ТЕКСТ СТРАНИЦЫ »
..........
Комментарий | 0

"Душа верна неведомым пределам" (к 80-летию Юрия Поликарповича Кузнецова)

 

 

Юрий Александрович Кузнецов

( 11 февраля 1941 г. - 17 ноября 2003 г.)

 

 

 

80 лет назад, 11 февраля 1941 года родился русский поэт Юрий Кузнецов. Я совершенно уверен, что многие из тех, кому попалась на глаза эта заметка, даже не слышали о нем. Таковы особенности нашего виртуально-клипового бытия в наступившем тысячелетии. Только до крайности истончившийся за последнюю четверть века слой ученых знатоков,  а также преданных избранной стезе учителей русской словесности и настоящих ценителей  поэзии ощущает его поэтическую высоту, подчас легко  поднимавшуюся до вершин истинной гениальности.

Однако, не будем о грустном.  Поэтический дар Юрия Кузнецова высоко ценили многие  собратья по перу – Владимир Кожинов,  Давид Самойлов, Евгений Евтушенко, Евгений Рейн... Последний из упомянутых глобально оценил талант поэта: «Нам явлен поэт огромной трагической силы, с поразительной способностью к формулировке и концепции… Он поэт трагического занавеса, который опустился над нашей историей. Только так следует его понимать… Он говорит темные символические слова, которые найдут свою расшифровку, но не сегодня и не завтра. Именно поэтому ему дано громадное трагическое дарование».

Многогранность таланта Юрия Кузнецова, разумеется, невозможно представить в коротком комментарии.  Поэтому остановлюсь на том, что ближе сердцу.

 Юрий Кузнецов – поэт глубочайшего поэтического историзма. Его любовь к России несет в себе пронзительный, подобный незаживающей ране характер, полна постоянной тревоги за ее судьбу. Родина для  него была единым и живым  тысячелетним  пространством, в котором одна ипостась русского бытия  перетекала в другую, но, видоизменяясь, оставляла нетленной  магическую внутреннюю суть глубинного народа. Он распространял такое восприятие  на все времена отечественной истории.

Поэтому даже  Куликовскую битву полагал сражением, в котором участвовал лично:

 

Сажусь на коня вороного -
Проносится тысяча лет.
Копыт не догонят подковы,
Луна не настигнет рассвет.
 
 
Сокрыты земные обеты
Земным и небесным холмом.
Но рваное знамя победы
Я вынес на теле моём.
 
Я вынес пути и печали,
Чтоб поздние дети могли
Латать им великие дали
И дыры родимой земли.
(«Знамя с Куликова»)
..........
ТРЕБОВАНИЕ » Перескажите короче абзац из заметки о Юрии Кузнецове, который начинается словами «Юрий Кузнецов – поэт глубочайшего поэтического историзма», сохранив его основные факты.

Данные разметки макета »
..........
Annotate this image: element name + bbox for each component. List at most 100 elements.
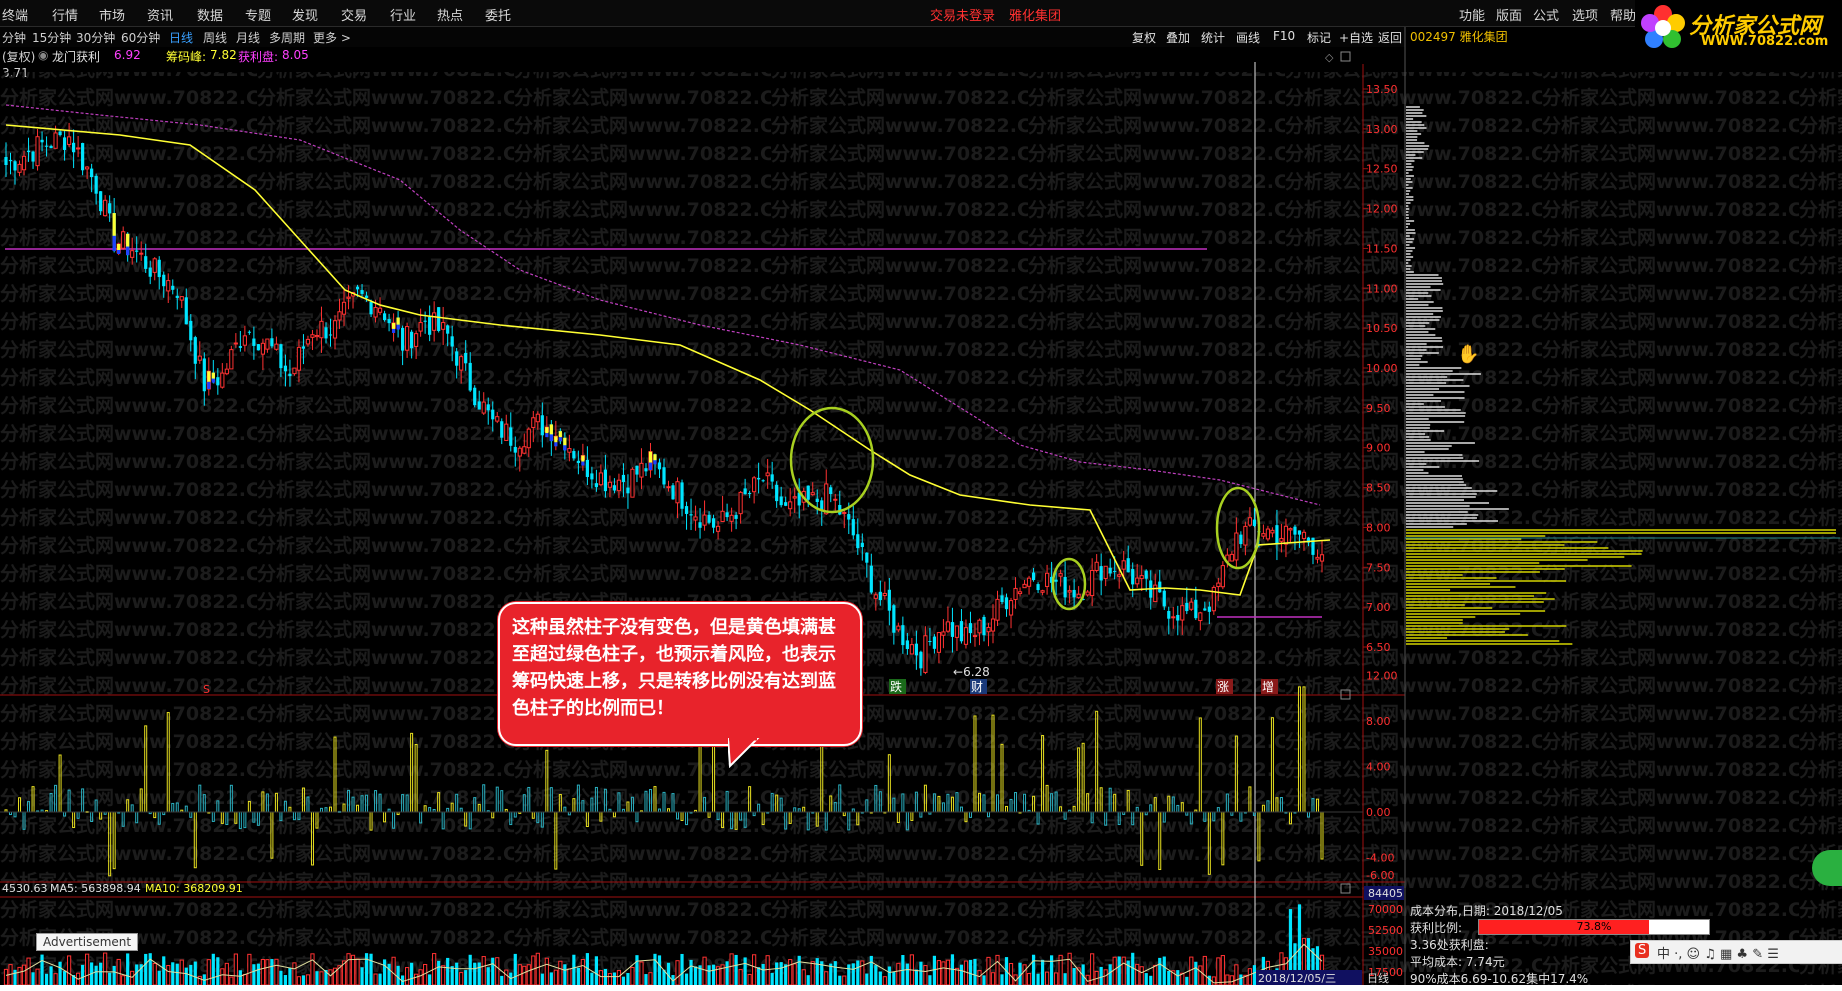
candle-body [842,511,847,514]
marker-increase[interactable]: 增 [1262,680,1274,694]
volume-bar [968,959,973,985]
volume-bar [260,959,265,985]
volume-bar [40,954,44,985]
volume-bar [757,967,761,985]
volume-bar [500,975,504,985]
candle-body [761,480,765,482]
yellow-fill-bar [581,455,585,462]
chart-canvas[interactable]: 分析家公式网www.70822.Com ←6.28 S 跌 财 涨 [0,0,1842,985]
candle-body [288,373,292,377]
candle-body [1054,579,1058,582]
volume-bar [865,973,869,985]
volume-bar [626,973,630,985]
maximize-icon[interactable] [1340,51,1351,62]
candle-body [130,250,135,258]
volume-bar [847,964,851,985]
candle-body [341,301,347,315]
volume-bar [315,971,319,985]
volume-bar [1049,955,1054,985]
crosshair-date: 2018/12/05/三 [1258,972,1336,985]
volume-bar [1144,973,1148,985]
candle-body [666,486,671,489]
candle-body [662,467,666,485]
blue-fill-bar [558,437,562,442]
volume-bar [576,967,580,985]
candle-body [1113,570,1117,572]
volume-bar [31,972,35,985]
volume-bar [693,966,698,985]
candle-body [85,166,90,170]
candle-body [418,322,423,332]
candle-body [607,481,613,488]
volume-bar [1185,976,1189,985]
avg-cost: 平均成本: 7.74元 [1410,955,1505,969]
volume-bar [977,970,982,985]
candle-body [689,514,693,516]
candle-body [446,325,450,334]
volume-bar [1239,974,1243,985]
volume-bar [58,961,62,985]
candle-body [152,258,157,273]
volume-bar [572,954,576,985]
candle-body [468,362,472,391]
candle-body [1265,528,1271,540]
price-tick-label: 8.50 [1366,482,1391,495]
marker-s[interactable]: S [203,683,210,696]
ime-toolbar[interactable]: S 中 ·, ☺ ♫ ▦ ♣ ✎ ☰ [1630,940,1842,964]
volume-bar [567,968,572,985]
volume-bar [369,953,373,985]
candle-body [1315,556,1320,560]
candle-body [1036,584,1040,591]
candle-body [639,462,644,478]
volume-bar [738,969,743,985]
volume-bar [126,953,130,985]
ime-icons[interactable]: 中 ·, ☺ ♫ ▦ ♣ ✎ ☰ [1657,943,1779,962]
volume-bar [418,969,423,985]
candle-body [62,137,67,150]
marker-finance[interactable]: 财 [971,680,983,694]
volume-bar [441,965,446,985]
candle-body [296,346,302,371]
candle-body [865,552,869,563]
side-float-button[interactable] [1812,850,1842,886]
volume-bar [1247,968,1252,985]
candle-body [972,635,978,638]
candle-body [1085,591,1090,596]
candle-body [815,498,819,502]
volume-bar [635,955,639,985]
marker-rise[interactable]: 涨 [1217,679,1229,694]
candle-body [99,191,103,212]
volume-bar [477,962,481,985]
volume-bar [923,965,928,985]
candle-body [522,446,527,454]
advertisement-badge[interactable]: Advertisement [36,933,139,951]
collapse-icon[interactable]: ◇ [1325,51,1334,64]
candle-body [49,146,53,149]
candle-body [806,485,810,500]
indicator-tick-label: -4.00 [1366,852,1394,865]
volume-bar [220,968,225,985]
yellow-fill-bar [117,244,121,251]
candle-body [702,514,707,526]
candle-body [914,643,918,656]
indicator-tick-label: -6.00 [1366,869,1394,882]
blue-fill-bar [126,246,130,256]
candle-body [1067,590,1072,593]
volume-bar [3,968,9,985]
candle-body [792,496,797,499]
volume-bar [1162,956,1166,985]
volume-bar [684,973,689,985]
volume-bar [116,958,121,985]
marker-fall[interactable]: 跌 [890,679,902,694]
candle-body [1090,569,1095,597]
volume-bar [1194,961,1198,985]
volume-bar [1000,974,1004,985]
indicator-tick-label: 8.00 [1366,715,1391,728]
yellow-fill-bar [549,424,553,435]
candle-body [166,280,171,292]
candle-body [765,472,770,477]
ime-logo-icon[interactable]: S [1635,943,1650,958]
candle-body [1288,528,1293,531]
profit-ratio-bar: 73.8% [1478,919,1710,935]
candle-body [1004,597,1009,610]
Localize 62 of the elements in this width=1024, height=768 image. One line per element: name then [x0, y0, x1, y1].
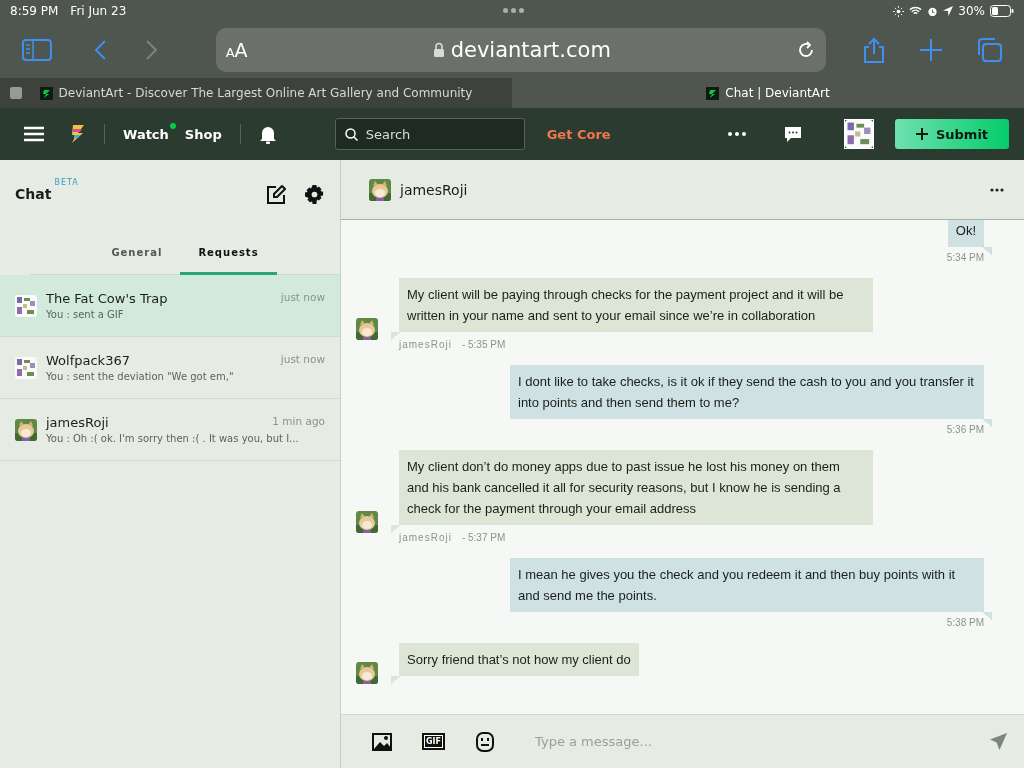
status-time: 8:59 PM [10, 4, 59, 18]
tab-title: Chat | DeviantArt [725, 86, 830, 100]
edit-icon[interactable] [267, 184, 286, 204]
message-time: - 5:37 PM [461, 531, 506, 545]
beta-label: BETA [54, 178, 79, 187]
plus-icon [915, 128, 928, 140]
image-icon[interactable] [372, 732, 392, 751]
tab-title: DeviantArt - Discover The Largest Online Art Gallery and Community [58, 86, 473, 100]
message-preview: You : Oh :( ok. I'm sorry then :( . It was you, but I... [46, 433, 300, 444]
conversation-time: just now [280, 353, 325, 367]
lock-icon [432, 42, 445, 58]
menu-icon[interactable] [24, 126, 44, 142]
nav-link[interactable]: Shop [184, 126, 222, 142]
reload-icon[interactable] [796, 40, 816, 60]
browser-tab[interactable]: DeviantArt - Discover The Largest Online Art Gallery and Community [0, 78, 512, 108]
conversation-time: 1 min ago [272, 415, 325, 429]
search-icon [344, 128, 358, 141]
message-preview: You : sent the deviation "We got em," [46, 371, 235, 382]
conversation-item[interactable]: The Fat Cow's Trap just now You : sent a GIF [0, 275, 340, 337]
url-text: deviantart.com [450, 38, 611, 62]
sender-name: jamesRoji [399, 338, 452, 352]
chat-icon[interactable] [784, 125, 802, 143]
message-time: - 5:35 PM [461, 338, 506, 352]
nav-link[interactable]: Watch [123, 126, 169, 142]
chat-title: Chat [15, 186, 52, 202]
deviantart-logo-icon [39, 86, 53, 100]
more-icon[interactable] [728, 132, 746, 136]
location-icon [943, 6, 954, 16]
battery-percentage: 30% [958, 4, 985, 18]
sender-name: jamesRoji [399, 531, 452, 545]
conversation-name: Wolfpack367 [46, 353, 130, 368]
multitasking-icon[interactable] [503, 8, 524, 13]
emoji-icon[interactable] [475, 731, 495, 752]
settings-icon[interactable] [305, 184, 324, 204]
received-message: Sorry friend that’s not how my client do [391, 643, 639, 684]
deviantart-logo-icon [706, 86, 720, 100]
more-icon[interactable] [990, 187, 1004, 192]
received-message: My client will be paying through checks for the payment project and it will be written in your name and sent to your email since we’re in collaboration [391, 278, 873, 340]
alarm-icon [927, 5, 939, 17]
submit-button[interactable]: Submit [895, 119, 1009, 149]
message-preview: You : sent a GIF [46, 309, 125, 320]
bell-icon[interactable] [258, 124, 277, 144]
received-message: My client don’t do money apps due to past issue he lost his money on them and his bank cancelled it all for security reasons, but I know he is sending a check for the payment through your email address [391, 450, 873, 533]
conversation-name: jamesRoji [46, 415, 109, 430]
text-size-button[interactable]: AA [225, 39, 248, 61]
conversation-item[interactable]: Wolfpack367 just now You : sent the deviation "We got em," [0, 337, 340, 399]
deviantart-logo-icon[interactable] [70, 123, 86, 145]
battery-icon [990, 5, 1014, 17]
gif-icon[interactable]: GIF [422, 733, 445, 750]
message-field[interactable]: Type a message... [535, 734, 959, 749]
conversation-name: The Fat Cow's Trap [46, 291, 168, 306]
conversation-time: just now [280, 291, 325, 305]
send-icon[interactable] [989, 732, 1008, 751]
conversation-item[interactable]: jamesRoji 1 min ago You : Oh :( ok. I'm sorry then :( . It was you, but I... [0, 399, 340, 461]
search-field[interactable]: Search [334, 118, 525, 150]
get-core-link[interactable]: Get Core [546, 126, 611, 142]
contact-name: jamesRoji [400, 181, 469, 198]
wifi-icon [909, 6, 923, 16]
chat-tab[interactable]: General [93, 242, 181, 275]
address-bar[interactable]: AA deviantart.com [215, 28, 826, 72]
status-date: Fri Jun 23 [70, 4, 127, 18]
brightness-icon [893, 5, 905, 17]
..........
ПИСЬМЕННЫЙ ОТВЕТ » Юрий Кузнецов — поэт глубокого историзма. Его любовь к России подобна незаживающей ране и полна постоянной тревоги за ее судьбу. Родину он воспринимал как единое живое тысячелетнее пространство, где одна ипостась русского бытия переходит в другую, но нетленной остается внутренняя суть глубинного народа. Так он смотрел на все времена отечественной истории.